→ What is needed
Give the count of lines in the data that include "document", with no other words.

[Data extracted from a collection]
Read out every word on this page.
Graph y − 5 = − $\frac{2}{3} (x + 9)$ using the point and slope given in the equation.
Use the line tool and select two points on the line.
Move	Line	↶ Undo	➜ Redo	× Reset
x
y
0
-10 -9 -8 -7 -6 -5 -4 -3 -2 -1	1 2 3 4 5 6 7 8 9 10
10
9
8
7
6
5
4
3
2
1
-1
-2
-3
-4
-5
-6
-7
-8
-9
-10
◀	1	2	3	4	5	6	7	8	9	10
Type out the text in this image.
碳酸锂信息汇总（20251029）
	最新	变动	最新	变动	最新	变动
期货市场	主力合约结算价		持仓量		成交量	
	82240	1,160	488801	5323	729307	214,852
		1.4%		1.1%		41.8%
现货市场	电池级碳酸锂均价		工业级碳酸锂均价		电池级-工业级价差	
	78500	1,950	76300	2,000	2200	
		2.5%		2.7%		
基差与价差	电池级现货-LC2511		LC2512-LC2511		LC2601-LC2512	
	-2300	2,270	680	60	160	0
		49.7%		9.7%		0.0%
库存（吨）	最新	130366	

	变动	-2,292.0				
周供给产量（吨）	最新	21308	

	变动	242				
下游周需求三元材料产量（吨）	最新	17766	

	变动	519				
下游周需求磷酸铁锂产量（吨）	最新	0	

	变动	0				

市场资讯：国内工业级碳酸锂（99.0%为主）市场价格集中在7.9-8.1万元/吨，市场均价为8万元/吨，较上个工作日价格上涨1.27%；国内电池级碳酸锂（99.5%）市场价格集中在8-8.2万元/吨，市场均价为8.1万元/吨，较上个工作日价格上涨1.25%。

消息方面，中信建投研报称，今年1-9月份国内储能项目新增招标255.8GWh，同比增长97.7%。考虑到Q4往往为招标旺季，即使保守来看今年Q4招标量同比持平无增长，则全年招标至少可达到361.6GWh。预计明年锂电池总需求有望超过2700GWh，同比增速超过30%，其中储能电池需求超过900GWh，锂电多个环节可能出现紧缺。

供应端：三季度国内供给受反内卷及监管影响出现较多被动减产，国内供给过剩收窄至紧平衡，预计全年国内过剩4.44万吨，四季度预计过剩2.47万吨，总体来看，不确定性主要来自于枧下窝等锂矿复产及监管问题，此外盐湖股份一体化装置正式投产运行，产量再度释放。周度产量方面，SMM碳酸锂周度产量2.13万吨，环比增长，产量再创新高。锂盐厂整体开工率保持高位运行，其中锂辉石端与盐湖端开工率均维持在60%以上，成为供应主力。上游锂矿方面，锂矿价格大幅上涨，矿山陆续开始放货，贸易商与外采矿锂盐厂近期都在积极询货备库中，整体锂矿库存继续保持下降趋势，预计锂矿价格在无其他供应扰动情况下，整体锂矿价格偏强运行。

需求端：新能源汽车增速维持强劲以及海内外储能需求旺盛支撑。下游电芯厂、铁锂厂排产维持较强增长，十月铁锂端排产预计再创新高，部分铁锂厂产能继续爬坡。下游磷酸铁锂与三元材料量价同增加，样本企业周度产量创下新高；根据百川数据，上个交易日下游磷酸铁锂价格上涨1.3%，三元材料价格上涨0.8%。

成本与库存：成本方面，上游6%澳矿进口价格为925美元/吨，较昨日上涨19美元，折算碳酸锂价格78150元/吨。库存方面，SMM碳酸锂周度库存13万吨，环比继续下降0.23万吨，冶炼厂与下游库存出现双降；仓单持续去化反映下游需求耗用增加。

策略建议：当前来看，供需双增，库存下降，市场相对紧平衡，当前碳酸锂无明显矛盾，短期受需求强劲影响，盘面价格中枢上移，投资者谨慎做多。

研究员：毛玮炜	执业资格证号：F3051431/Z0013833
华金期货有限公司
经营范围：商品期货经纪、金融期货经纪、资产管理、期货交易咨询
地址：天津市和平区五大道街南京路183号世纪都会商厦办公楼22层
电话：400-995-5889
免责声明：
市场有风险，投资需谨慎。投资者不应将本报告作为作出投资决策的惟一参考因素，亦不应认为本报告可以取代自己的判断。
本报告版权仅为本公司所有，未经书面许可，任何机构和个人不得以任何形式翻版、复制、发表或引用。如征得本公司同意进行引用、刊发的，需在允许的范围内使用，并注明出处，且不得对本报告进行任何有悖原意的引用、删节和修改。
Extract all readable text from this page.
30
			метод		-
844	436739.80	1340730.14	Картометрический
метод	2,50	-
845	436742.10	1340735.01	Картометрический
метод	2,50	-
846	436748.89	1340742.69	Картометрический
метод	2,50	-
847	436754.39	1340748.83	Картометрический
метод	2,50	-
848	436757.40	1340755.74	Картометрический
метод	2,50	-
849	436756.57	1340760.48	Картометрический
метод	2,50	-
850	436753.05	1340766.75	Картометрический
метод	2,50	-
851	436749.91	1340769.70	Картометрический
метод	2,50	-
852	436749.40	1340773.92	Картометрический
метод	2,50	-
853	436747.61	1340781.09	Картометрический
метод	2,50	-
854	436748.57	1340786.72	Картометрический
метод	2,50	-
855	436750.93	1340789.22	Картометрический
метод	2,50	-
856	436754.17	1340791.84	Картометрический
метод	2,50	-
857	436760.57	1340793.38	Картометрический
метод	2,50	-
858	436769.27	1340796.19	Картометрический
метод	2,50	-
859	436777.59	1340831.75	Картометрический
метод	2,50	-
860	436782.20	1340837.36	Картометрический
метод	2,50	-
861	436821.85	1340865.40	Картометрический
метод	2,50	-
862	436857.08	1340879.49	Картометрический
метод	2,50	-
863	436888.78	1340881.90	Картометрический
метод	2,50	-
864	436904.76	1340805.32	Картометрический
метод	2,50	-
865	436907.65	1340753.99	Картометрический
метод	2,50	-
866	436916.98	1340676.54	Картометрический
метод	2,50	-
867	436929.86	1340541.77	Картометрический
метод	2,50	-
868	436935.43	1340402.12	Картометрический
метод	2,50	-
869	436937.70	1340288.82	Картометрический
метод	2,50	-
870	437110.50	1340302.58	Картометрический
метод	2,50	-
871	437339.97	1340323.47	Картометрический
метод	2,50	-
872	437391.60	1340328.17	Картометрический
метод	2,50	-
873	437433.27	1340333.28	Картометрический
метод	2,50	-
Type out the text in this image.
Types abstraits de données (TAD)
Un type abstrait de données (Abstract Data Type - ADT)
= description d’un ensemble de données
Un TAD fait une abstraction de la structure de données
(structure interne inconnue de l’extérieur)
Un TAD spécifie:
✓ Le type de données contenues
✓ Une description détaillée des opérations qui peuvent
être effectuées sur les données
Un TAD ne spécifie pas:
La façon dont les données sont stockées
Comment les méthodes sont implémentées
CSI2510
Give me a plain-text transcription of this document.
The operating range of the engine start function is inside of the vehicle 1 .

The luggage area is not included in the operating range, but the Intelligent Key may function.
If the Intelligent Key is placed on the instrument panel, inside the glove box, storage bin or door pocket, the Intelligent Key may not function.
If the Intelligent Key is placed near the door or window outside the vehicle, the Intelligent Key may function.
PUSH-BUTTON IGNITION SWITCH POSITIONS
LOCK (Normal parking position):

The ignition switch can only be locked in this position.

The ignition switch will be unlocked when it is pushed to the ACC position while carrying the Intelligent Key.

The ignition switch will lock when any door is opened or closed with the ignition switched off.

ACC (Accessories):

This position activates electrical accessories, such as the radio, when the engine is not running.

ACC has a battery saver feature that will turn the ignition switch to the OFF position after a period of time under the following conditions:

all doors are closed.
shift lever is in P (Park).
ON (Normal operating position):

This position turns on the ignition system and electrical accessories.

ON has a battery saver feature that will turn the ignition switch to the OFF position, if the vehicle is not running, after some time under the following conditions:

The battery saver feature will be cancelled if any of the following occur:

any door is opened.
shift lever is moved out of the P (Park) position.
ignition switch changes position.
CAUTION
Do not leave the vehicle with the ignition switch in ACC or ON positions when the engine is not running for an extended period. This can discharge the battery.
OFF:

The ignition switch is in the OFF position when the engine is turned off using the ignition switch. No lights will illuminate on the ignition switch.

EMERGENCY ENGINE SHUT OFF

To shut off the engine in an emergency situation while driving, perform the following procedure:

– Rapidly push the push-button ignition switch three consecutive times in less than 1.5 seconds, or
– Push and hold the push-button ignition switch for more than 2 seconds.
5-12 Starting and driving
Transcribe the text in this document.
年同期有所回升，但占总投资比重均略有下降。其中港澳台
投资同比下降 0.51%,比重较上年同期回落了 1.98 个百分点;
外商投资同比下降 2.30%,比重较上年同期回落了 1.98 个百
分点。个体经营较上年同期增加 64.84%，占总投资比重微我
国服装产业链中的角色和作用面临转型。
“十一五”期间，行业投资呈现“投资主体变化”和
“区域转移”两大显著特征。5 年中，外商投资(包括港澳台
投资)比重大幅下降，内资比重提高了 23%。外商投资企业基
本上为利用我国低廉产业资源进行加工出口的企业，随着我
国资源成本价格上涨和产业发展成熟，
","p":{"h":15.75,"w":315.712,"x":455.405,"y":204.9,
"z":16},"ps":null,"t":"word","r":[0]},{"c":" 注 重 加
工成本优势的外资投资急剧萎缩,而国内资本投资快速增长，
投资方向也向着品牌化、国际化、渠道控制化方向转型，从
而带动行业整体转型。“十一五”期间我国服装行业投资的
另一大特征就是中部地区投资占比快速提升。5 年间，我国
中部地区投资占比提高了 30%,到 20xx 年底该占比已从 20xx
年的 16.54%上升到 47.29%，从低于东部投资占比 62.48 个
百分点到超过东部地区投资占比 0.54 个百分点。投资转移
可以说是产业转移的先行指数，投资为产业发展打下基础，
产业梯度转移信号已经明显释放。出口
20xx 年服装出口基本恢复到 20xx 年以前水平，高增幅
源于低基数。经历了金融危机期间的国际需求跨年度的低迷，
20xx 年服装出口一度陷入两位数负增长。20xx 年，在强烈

→ Written response
2